··· DATA ROWS ···

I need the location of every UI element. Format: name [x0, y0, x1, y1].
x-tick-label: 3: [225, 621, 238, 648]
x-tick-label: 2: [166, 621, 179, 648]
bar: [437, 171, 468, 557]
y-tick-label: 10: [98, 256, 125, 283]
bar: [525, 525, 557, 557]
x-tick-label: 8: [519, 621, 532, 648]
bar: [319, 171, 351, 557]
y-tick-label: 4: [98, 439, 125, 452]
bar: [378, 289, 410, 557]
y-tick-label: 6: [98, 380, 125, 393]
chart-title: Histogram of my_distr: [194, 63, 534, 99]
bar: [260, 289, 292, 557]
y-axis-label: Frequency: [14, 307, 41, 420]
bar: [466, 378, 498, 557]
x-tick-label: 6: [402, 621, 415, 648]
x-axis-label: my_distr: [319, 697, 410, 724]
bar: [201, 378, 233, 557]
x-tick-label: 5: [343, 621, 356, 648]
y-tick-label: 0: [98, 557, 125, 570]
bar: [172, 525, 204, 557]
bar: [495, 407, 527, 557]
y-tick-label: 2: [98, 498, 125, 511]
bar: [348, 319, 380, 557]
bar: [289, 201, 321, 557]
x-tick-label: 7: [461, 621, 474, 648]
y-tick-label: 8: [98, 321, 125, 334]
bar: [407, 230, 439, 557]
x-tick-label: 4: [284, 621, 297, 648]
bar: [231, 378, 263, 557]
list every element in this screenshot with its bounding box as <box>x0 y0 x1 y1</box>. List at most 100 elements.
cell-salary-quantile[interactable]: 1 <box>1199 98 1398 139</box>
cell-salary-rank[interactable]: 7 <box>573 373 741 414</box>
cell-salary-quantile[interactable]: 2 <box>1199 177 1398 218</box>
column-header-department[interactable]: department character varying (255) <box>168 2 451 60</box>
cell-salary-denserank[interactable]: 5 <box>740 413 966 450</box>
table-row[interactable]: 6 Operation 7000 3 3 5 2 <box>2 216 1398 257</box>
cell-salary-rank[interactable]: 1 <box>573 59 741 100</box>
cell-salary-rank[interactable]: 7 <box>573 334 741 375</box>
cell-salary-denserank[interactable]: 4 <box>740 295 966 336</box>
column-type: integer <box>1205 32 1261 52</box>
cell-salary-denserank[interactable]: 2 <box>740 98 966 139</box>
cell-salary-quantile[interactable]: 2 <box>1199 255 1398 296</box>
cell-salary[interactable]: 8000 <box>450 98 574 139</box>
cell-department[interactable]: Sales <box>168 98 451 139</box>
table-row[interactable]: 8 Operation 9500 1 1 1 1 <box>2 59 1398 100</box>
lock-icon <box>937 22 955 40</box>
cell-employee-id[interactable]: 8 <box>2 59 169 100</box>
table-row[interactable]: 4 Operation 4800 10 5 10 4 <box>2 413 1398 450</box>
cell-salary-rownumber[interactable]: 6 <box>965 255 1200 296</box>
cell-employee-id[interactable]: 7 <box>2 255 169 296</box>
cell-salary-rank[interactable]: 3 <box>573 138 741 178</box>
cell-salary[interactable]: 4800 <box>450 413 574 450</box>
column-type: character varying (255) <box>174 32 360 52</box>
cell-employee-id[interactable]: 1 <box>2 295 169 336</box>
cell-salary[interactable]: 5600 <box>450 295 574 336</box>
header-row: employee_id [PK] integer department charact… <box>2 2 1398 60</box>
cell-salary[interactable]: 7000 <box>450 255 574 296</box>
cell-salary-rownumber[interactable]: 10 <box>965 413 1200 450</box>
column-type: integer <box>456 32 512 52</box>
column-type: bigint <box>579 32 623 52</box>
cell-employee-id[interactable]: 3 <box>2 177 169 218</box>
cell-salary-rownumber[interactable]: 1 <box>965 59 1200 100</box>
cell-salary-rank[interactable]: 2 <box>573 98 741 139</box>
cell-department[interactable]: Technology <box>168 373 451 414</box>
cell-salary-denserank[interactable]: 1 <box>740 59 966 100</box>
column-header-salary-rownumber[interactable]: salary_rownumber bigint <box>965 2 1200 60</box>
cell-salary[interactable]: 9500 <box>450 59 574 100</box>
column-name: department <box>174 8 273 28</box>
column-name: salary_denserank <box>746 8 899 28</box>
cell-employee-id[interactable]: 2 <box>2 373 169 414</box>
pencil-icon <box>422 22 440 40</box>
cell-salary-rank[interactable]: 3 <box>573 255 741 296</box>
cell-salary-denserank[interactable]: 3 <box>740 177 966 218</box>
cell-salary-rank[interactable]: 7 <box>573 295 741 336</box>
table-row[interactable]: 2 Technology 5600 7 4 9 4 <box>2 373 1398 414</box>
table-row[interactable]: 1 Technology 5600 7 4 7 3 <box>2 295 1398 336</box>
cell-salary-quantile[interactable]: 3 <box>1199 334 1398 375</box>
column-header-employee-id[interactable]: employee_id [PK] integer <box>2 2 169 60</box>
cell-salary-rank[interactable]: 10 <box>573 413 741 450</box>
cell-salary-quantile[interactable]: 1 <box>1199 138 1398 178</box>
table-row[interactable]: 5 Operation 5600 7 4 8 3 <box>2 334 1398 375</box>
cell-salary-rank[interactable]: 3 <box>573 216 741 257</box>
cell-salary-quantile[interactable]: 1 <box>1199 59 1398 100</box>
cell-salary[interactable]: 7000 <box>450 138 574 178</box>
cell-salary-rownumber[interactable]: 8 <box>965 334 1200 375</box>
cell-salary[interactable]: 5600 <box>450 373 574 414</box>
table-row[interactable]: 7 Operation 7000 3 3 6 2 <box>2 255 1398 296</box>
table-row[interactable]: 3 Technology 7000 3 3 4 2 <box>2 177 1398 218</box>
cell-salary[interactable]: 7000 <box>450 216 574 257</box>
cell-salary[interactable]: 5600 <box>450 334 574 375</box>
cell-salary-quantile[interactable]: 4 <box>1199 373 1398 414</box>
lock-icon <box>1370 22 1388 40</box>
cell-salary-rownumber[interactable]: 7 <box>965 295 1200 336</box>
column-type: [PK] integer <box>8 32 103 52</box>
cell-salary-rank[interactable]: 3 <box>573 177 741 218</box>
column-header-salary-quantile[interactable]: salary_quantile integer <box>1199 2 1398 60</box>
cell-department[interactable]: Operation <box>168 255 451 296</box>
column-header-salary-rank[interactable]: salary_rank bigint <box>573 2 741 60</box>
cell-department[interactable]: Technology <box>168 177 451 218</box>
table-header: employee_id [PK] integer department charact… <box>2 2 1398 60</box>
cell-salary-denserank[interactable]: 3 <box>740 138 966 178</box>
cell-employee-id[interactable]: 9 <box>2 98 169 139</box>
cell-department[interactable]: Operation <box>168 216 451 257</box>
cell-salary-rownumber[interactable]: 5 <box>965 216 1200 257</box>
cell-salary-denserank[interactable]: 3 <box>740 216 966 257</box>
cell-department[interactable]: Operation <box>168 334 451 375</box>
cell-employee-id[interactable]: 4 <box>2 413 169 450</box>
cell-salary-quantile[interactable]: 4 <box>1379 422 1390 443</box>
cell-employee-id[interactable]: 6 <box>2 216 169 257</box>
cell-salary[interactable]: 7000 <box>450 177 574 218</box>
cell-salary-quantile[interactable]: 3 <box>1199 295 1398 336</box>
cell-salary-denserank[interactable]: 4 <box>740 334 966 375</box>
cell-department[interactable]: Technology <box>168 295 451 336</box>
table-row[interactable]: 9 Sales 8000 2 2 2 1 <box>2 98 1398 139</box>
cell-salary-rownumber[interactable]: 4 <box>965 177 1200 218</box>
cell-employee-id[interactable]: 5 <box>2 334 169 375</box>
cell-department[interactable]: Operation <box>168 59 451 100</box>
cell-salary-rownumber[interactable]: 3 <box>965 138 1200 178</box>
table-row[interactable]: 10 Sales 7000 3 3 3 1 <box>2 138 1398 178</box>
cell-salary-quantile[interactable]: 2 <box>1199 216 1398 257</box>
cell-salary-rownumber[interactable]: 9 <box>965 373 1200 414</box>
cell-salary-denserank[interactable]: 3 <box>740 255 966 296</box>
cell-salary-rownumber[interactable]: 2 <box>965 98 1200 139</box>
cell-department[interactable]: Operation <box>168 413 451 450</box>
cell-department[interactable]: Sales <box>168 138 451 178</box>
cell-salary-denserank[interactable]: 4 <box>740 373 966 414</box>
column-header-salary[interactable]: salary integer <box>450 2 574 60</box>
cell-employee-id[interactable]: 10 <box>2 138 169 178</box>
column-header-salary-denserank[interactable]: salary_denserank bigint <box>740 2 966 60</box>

···

:: OBJECTIVE ::
Reproduce the data above verbatim, starting at its first line and ending at the line that contains "bar: [172, 525, 204, 557]", including both.

:: RESULT ::
I need the location of every UI element. Format: name [x0, y0, x1, y1].
x-tick-label: 3: [225, 621, 238, 648]
x-tick-label: 2: [166, 621, 179, 648]
bar: [437, 171, 468, 557]
y-tick-label: 10: [98, 256, 125, 283]
bar: [525, 525, 557, 557]
x-tick-label: 8: [519, 621, 532, 648]
bar: [319, 171, 351, 557]
y-tick-label: 4: [98, 439, 125, 452]
bar: [378, 289, 410, 557]
y-tick-label: 6: [98, 380, 125, 393]
chart-title: Histogram of my_distr: [194, 63, 534, 99]
bar: [260, 289, 292, 557]
y-axis-label: Frequency: [14, 307, 41, 420]
bar: [466, 378, 498, 557]
x-tick-label: 6: [402, 621, 415, 648]
x-axis-label: my_distr: [319, 697, 410, 724]
bar: [201, 378, 233, 557]
x-tick-label: 5: [343, 621, 356, 648]
y-tick-label: 0: [98, 557, 125, 570]
bar: [172, 525, 204, 557]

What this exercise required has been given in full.